**INPUT ROWS**
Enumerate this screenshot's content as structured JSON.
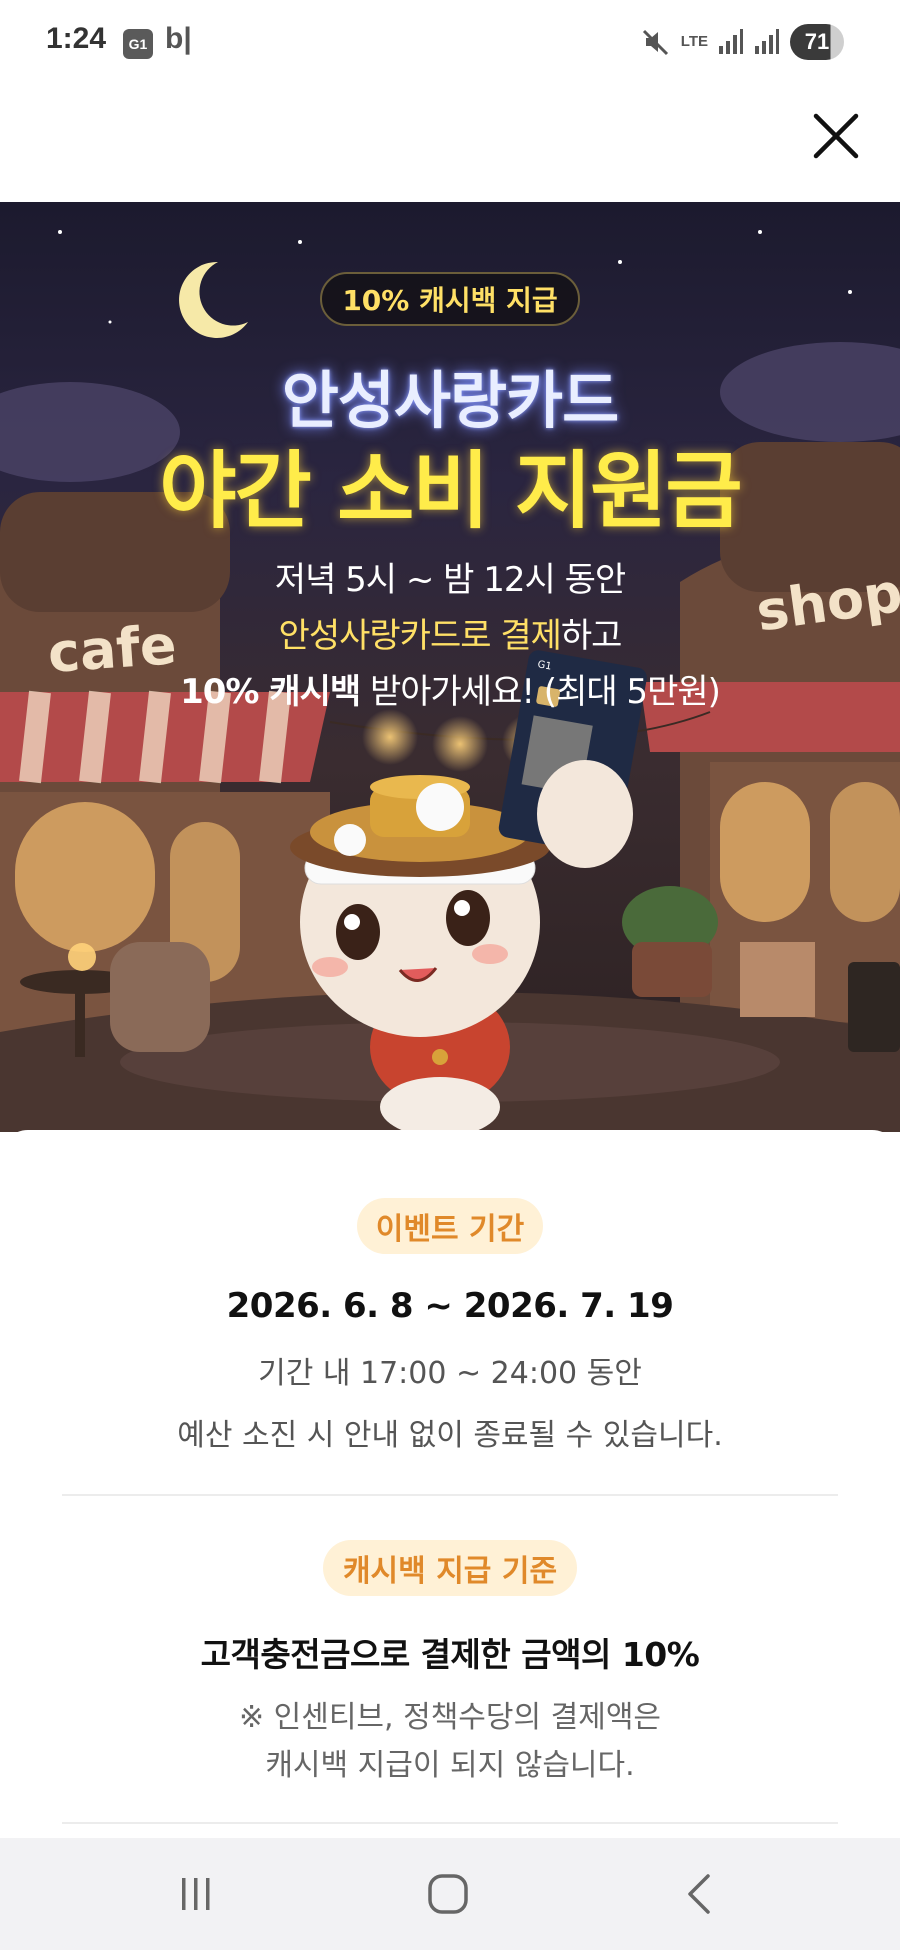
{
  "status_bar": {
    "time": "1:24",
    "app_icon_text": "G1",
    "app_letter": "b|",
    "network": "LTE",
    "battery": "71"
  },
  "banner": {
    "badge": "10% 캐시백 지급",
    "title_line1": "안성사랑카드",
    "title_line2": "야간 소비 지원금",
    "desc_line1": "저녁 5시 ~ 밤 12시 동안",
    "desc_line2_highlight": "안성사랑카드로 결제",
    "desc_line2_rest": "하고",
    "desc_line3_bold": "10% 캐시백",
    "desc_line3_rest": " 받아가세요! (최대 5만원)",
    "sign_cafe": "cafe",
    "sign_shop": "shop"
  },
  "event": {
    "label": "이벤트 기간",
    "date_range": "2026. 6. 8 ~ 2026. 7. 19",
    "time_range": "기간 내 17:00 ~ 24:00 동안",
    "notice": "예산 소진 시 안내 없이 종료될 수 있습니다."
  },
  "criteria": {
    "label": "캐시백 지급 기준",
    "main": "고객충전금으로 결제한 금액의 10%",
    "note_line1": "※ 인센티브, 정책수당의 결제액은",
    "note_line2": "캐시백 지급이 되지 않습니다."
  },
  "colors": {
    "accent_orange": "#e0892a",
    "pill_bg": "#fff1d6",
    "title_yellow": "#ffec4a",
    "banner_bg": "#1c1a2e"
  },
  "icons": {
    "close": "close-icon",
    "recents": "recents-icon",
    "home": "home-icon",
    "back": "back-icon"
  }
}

--

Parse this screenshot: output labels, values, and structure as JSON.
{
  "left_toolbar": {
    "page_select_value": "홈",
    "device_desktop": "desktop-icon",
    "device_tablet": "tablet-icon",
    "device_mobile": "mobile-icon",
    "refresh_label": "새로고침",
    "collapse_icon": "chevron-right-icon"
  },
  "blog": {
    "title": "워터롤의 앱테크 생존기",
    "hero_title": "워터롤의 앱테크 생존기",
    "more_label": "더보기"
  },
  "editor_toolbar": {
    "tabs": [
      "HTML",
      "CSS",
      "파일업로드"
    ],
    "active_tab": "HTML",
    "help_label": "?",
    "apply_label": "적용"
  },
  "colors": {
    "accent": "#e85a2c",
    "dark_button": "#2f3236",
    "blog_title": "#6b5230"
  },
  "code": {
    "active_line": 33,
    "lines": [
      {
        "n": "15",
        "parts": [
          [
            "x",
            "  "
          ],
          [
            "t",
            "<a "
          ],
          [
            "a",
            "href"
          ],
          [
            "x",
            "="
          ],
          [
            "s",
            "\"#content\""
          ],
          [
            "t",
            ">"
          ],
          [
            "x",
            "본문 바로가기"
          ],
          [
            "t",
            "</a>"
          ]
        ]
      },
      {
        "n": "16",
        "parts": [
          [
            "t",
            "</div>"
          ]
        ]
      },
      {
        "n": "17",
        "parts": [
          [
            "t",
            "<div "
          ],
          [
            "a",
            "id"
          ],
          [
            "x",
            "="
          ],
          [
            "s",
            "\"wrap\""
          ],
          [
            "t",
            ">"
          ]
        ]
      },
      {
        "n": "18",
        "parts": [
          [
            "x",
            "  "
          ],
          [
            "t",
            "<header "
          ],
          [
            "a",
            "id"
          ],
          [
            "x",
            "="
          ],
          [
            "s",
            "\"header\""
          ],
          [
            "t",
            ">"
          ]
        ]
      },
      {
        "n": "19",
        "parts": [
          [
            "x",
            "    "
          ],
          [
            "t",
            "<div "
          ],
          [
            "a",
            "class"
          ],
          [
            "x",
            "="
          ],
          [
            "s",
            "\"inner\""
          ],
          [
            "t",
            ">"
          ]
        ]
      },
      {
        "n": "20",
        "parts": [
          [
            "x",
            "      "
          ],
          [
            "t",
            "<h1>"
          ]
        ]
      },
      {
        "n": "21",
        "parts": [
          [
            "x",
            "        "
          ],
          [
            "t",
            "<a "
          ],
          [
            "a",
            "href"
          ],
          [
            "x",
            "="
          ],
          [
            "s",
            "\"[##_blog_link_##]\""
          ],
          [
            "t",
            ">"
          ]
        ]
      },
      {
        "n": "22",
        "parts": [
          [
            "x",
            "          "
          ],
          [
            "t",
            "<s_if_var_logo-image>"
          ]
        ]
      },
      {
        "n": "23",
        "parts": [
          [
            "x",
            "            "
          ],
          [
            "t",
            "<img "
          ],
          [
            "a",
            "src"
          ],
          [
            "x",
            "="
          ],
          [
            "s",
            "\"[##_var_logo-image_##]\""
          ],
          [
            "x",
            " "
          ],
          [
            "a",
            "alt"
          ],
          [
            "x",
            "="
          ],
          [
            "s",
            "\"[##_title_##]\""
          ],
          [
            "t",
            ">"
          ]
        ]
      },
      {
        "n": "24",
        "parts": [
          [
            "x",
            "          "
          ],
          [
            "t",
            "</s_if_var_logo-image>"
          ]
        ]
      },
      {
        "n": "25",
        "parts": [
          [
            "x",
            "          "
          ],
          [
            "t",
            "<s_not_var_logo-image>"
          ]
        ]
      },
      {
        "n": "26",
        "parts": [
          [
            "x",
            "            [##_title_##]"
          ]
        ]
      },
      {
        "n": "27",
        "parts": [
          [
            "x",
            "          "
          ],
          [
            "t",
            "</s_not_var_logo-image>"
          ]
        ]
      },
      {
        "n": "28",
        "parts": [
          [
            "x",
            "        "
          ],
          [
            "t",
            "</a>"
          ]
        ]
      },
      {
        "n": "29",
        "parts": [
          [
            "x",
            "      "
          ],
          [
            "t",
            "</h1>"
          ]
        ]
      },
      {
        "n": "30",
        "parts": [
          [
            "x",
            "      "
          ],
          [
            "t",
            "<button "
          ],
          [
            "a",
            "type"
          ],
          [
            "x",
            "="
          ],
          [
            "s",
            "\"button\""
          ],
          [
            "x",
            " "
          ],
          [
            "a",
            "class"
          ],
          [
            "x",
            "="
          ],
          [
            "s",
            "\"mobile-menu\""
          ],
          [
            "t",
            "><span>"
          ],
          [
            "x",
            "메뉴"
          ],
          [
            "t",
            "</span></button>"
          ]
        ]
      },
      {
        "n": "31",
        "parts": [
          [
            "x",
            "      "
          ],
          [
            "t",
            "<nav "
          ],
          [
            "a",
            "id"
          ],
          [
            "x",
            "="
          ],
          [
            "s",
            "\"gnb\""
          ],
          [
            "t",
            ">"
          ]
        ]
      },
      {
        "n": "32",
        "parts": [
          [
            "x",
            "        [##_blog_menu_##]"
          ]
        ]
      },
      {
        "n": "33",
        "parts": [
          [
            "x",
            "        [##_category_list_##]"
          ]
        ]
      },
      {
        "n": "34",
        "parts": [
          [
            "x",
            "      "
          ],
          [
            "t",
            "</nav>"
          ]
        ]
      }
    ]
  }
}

...

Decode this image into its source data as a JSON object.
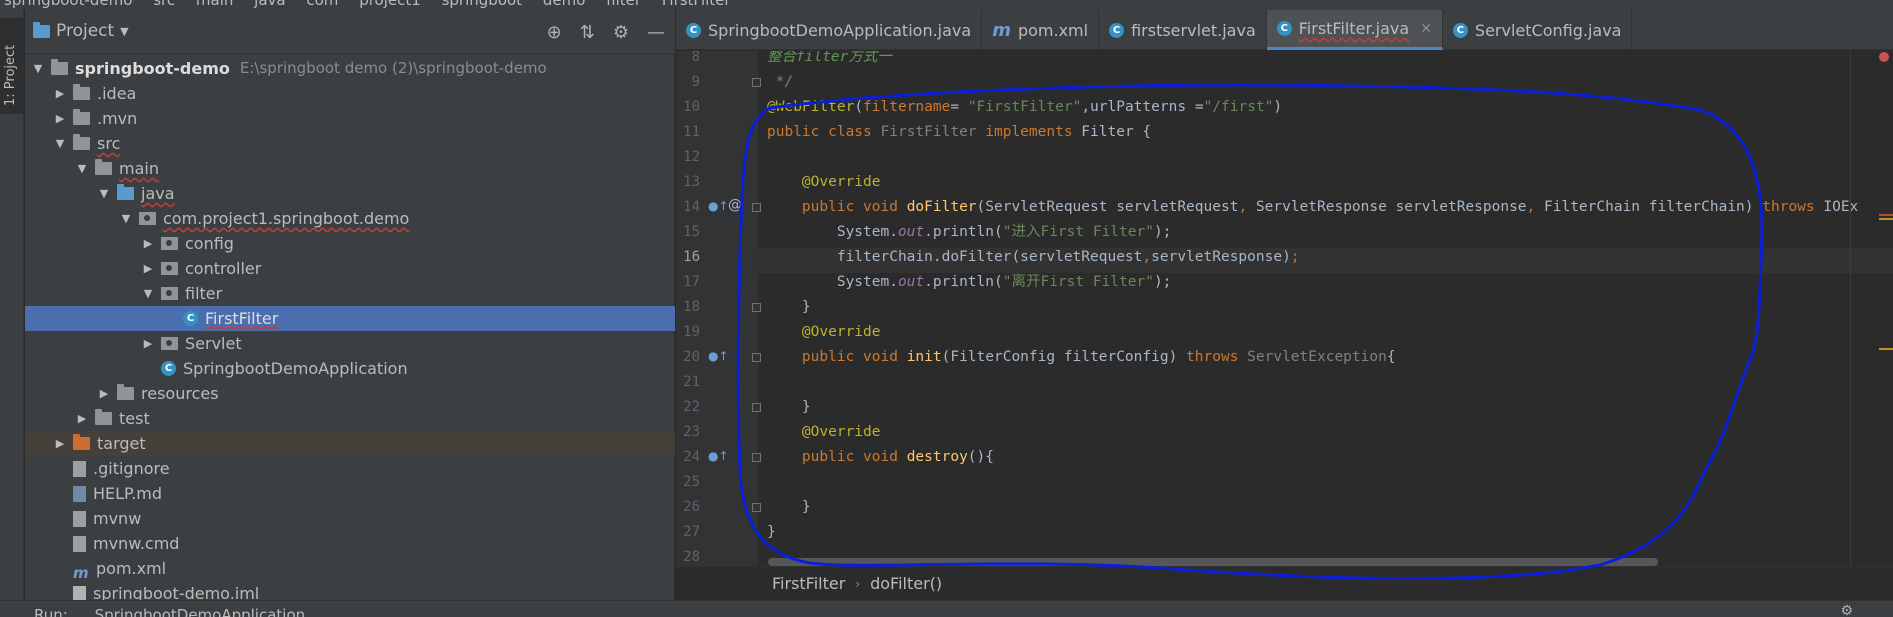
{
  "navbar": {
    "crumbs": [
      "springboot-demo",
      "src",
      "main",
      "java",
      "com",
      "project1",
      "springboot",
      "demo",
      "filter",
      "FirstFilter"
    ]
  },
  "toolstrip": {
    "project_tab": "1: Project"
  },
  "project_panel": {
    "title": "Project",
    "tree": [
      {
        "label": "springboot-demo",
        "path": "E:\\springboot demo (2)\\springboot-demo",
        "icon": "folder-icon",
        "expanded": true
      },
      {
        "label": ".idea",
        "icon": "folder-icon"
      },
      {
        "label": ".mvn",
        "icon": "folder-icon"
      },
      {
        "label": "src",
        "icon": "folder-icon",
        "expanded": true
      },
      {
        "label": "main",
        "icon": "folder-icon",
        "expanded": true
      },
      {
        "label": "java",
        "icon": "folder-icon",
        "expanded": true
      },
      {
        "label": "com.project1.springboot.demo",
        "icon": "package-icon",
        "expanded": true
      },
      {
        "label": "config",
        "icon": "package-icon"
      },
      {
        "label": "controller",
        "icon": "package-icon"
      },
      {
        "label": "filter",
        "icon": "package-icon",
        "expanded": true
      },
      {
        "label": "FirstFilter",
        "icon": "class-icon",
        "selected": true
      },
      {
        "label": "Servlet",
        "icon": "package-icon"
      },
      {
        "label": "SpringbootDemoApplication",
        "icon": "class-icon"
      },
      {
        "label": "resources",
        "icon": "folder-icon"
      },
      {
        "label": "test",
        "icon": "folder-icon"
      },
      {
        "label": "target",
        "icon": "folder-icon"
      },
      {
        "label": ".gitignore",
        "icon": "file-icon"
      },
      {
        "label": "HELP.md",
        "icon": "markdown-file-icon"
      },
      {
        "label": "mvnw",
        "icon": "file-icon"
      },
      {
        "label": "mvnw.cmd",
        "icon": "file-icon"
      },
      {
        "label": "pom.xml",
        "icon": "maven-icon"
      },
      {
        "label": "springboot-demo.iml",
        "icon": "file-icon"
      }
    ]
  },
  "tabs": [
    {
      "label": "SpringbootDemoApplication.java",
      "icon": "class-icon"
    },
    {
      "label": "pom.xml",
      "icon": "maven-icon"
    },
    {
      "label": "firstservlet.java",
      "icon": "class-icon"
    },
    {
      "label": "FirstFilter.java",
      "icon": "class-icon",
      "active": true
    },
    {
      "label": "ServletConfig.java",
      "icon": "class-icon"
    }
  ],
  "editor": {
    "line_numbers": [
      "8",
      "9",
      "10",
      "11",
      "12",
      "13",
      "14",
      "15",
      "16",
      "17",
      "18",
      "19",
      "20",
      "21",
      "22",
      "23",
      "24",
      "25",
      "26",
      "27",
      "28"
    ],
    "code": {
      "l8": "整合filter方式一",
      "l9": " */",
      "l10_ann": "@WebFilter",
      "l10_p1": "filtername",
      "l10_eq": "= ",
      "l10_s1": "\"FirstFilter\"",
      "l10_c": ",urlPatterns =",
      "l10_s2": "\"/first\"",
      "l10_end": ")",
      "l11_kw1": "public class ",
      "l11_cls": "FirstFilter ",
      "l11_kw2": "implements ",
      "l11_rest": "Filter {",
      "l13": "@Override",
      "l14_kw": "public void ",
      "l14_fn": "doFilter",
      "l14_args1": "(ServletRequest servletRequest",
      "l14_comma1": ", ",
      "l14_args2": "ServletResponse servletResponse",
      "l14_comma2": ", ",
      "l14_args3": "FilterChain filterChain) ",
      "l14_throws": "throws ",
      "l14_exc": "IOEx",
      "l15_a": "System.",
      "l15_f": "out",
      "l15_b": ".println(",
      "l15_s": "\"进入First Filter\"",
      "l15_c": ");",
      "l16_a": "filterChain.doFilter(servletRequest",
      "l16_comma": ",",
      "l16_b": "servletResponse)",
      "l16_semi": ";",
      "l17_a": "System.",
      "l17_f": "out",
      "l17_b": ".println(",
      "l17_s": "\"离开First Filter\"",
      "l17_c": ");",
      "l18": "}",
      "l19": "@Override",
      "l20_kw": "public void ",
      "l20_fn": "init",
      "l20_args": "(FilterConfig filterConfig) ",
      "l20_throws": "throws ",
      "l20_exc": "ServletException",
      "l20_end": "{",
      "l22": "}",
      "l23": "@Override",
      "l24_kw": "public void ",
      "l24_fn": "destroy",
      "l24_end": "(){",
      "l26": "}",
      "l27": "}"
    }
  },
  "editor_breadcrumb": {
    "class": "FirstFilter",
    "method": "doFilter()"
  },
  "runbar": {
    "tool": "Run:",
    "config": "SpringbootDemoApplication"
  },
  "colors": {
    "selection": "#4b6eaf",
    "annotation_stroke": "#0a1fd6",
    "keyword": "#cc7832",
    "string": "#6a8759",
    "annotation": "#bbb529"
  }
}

**WHAT TO DO**
Pull every line containing "content" out of the records.

**ANSWER TO THIS PROBLEM**
Enumerate this screenshot's content as structured JSON.
            "\"#content\""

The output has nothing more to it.